Transcribe the whole listing below without changing a word, but leave out every image.
....................
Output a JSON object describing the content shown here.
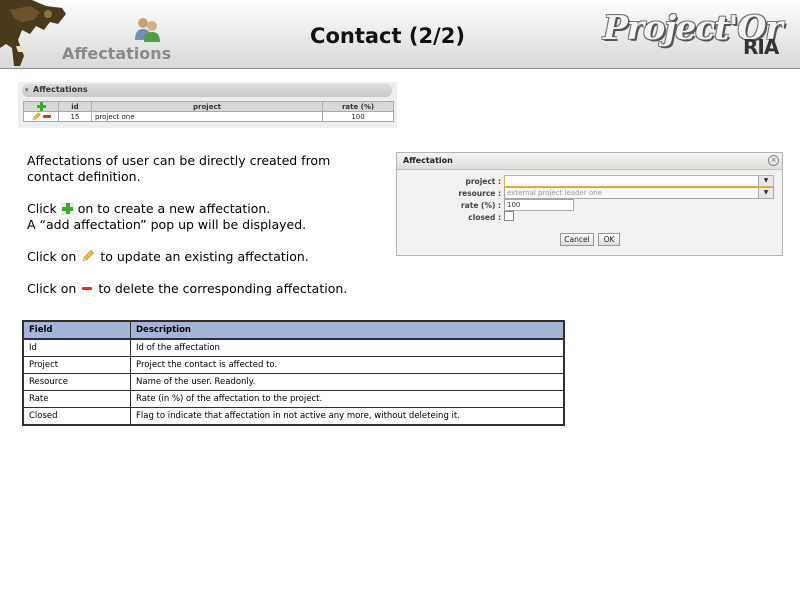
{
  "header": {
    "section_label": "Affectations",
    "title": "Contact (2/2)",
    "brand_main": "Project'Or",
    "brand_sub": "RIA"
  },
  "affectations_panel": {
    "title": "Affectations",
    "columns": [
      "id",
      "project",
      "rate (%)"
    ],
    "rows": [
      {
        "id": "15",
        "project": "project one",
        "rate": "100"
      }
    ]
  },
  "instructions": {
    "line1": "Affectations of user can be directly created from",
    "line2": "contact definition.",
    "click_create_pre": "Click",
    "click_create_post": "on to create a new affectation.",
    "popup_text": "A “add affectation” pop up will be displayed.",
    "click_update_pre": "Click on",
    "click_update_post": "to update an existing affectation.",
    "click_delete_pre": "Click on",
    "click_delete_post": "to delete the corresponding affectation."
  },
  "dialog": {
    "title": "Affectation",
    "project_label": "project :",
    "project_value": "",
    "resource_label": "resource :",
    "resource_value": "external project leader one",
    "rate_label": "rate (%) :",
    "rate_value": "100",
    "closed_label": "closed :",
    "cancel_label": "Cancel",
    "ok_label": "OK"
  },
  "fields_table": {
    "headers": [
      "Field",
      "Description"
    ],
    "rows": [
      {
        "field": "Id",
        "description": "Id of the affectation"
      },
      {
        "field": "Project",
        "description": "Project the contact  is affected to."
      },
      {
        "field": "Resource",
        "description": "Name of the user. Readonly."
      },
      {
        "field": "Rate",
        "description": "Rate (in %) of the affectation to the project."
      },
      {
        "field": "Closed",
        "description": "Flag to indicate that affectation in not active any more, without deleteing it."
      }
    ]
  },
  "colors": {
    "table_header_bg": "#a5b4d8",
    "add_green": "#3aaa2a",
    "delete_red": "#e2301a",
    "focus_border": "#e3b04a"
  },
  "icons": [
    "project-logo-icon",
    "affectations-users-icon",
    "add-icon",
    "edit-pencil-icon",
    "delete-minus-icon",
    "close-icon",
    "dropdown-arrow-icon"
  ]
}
....................
#### Task output
Output a JSON object describing the content shown here.
{
  "header": {
    "section_label": "Affectations",
    "title": "Contact (2/2)",
    "brand_main": "Project'Or",
    "brand_sub": "RIA"
  },
  "affectations_panel": {
    "title": "Affectations",
    "columns": [
      "id",
      "project",
      "rate (%)"
    ],
    "rows": [
      {
        "id": "15",
        "project": "project one",
        "rate": "100"
      }
    ]
  },
  "instructions": {
    "line1": "Affectations of user can be directly created from",
    "line2": "contact definition.",
    "click_create_pre": "Click",
    "click_create_post": "on to create a new affectation.",
    "popup_text": "A “add affectation” pop up will be displayed.",
    "click_update_pre": "Click on",
    "click_update_post": "to update an existing affectation.",
    "click_delete_pre": "Click on",
    "click_delete_post": "to delete the corresponding affectation."
  },
  "dialog": {
    "title": "Affectation",
    "project_label": "project :",
    "project_value": "",
    "resource_label": "resource :",
    "resource_value": "external project leader one",
    "rate_label": "rate (%) :",
    "rate_value": "100",
    "closed_label": "closed :",
    "cancel_label": "Cancel",
    "ok_label": "OK"
  },
  "fields_table": {
    "headers": [
      "Field",
      "Description"
    ],
    "rows": [
      {
        "field": "Id",
        "description": "Id of the affectation"
      },
      {
        "field": "Project",
        "description": "Project the contact  is affected to."
      },
      {
        "field": "Resource",
        "description": "Name of the user. Readonly."
      },
      {
        "field": "Rate",
        "description": "Rate (in %) of the affectation to the project."
      },
      {
        "field": "Closed",
        "description": "Flag to indicate that affectation in not active any more, without deleteing it."
      }
    ]
  },
  "colors": {
    "table_header_bg": "#a5b4d8",
    "add_green": "#3aaa2a",
    "delete_red": "#e2301a",
    "focus_border": "#e3b04a"
  },
  "icons": [
    "project-logo-icon",
    "affectations-users-icon",
    "add-icon",
    "edit-pencil-icon",
    "delete-minus-icon",
    "close-icon",
    "dropdown-arrow-icon"
  ]
}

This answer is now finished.